(Excerpt from a dataset)
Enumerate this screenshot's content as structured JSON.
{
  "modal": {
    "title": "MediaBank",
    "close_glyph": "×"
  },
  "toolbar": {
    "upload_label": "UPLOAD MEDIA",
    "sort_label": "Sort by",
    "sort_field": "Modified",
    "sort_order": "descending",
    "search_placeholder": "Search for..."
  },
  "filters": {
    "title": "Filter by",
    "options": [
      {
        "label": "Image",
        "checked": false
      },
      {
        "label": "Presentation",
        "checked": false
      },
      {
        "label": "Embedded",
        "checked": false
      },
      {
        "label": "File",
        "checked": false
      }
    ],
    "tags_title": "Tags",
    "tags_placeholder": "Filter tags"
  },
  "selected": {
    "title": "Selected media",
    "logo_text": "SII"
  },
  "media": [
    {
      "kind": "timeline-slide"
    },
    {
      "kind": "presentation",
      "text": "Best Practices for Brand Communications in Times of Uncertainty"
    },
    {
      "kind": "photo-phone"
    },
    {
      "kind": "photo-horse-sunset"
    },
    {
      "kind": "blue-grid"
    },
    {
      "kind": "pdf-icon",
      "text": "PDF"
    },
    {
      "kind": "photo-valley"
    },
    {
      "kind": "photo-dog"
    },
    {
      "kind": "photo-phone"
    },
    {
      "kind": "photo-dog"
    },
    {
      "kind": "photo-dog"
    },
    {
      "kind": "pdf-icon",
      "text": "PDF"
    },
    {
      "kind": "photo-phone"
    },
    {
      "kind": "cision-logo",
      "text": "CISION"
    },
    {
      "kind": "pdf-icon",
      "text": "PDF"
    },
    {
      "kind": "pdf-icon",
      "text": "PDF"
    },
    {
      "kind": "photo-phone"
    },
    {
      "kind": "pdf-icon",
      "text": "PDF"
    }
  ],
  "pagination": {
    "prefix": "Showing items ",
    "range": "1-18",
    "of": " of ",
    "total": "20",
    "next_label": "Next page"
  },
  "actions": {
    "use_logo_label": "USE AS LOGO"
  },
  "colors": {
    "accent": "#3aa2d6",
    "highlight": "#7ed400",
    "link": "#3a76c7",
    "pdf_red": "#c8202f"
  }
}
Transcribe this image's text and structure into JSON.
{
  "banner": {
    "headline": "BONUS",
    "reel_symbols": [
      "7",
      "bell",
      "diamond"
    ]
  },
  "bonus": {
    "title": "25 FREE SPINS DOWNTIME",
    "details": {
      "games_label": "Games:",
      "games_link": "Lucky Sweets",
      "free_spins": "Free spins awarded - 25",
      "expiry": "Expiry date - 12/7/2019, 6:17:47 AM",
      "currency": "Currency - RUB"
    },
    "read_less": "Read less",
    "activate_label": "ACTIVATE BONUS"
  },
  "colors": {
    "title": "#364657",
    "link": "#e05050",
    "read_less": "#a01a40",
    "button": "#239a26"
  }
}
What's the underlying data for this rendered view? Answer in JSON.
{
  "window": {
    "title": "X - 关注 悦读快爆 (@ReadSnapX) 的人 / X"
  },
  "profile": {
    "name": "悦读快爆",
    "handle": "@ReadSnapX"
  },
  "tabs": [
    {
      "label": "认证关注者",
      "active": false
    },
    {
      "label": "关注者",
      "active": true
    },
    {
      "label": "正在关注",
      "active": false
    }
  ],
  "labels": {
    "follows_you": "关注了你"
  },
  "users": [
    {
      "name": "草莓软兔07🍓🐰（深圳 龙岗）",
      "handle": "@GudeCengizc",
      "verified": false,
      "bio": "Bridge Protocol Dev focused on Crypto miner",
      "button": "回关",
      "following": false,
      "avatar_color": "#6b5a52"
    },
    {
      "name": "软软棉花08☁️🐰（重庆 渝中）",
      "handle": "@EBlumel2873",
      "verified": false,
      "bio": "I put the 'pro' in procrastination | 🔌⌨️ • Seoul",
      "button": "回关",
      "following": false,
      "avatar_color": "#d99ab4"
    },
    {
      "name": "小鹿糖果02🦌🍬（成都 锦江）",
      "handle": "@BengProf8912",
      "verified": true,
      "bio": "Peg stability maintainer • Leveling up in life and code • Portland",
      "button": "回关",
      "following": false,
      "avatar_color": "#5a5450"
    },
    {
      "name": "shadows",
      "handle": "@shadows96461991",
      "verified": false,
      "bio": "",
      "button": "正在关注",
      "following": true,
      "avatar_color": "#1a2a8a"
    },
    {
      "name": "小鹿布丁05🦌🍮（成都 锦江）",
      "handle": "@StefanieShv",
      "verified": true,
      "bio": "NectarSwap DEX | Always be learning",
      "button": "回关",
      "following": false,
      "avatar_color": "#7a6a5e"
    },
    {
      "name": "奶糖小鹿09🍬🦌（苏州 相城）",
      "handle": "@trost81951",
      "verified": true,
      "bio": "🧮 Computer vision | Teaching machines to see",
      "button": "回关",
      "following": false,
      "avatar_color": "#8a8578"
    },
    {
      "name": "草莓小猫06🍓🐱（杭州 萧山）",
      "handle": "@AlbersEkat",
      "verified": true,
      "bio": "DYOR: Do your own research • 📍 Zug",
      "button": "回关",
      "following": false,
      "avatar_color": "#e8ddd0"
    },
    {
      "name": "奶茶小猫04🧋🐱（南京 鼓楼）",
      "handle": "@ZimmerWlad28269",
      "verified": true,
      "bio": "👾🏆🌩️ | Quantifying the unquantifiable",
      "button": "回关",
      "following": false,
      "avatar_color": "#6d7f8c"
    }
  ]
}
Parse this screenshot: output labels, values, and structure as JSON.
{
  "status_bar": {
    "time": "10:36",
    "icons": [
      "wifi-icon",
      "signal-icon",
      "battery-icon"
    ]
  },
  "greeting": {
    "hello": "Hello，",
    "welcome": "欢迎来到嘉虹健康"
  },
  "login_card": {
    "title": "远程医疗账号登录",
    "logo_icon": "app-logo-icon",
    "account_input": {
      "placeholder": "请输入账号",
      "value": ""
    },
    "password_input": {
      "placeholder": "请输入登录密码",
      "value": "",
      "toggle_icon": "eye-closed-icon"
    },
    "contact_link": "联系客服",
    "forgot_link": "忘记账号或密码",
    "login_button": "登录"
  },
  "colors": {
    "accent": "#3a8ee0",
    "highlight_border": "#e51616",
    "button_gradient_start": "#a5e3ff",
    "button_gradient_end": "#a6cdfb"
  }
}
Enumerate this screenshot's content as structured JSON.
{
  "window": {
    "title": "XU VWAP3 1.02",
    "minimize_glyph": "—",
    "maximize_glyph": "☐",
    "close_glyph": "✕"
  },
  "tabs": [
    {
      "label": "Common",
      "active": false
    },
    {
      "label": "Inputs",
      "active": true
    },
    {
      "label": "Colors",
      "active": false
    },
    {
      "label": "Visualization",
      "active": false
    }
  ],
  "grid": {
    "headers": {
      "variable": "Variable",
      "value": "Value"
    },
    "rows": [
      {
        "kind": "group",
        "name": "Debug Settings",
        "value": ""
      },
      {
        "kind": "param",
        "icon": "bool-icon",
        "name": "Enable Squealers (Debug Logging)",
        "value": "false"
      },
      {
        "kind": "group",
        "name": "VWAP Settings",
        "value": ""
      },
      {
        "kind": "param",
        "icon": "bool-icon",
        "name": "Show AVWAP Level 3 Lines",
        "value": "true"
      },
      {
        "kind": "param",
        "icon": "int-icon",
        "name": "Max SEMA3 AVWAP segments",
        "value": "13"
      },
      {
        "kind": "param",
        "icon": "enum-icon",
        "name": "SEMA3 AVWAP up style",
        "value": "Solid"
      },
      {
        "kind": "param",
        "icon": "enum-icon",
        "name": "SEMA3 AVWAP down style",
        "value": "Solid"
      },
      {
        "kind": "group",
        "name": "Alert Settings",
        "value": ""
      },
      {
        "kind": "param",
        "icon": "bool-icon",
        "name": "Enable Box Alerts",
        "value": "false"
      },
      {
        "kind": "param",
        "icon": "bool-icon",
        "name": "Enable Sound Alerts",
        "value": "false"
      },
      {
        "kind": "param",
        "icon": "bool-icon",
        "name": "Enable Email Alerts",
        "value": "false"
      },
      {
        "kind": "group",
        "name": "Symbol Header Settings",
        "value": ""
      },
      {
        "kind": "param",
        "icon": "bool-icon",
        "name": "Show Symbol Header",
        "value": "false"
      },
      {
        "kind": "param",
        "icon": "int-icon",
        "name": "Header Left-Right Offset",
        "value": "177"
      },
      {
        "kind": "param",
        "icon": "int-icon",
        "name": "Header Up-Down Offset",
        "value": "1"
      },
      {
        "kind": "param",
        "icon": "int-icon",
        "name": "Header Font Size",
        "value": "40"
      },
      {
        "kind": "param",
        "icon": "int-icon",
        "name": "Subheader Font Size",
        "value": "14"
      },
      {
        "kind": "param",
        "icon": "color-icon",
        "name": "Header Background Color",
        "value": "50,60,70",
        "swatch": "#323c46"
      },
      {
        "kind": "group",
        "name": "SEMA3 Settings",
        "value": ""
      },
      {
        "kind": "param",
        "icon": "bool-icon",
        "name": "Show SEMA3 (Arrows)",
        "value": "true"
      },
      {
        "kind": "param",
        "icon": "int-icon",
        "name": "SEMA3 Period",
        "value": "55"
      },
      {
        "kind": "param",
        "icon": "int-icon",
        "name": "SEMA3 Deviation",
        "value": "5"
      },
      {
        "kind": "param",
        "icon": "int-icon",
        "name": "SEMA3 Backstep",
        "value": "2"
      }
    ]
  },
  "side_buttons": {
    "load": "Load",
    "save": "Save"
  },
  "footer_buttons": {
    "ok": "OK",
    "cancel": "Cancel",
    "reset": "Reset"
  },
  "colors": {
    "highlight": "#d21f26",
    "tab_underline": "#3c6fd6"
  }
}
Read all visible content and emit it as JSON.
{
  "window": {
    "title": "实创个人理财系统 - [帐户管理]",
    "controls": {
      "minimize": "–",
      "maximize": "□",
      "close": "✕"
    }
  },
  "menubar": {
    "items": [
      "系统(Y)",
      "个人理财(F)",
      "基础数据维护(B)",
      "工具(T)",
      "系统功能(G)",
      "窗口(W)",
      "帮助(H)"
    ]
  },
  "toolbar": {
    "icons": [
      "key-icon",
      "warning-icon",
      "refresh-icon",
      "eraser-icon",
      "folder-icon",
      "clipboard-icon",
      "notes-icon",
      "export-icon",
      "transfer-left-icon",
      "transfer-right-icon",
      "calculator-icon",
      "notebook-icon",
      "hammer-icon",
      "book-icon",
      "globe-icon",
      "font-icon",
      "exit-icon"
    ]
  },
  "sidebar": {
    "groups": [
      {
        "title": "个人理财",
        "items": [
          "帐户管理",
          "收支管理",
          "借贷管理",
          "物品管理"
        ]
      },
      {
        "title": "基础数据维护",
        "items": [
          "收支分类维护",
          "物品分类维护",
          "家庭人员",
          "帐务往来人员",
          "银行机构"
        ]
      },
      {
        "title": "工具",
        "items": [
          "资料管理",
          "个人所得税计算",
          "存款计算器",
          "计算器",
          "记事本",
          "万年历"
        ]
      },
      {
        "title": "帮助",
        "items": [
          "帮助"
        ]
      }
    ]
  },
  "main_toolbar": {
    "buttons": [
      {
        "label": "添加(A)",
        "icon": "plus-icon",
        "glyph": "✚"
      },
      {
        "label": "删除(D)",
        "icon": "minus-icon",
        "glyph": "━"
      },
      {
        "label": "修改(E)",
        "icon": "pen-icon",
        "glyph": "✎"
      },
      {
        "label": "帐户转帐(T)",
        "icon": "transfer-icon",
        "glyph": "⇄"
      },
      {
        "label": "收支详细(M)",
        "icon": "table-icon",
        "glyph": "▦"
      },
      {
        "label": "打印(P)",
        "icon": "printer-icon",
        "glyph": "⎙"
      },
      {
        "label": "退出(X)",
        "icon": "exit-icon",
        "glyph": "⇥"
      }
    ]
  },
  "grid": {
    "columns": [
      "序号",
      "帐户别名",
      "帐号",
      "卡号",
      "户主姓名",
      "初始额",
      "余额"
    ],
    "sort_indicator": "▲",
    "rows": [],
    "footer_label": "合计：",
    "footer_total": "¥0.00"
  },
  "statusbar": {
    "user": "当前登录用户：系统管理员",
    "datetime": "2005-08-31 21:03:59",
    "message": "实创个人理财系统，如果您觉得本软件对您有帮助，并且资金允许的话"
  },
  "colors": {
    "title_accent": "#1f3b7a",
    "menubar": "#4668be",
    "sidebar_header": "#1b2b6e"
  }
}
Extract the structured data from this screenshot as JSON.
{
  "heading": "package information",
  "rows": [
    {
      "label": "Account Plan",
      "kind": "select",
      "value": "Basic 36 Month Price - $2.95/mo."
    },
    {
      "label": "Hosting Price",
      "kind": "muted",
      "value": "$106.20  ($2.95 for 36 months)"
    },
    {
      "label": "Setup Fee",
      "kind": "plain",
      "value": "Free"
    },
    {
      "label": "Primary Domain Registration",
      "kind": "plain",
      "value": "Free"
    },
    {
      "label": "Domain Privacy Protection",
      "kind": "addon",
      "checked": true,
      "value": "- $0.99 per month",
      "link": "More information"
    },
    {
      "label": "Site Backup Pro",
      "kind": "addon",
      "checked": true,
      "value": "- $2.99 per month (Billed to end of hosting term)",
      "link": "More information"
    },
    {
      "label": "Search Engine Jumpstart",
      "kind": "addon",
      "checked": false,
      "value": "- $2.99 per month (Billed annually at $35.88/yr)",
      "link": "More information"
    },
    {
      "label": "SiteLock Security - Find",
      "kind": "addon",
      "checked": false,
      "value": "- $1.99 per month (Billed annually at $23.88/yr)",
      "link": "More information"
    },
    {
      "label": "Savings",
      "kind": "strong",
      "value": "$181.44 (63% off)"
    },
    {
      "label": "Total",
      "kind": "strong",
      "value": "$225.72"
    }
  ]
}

- [STATED PROBLEM]:
Which lines hold the word "handle"? Copy all of them.

- [SOLUTION TO THIS TASK]:
    "handle": "@ReadSnapX"
      "handle": "@GudeCengizc",
      "handle": "@EBlumel2873",
      "handle": "@BengProf8912",
      "handle": "@shadows96461991",
      "handle": "@StefanieShv",
      "handle": "@trost81951",
      "handle": "@AlbersEkat",
      "handle": "@ZimmerWlad28269",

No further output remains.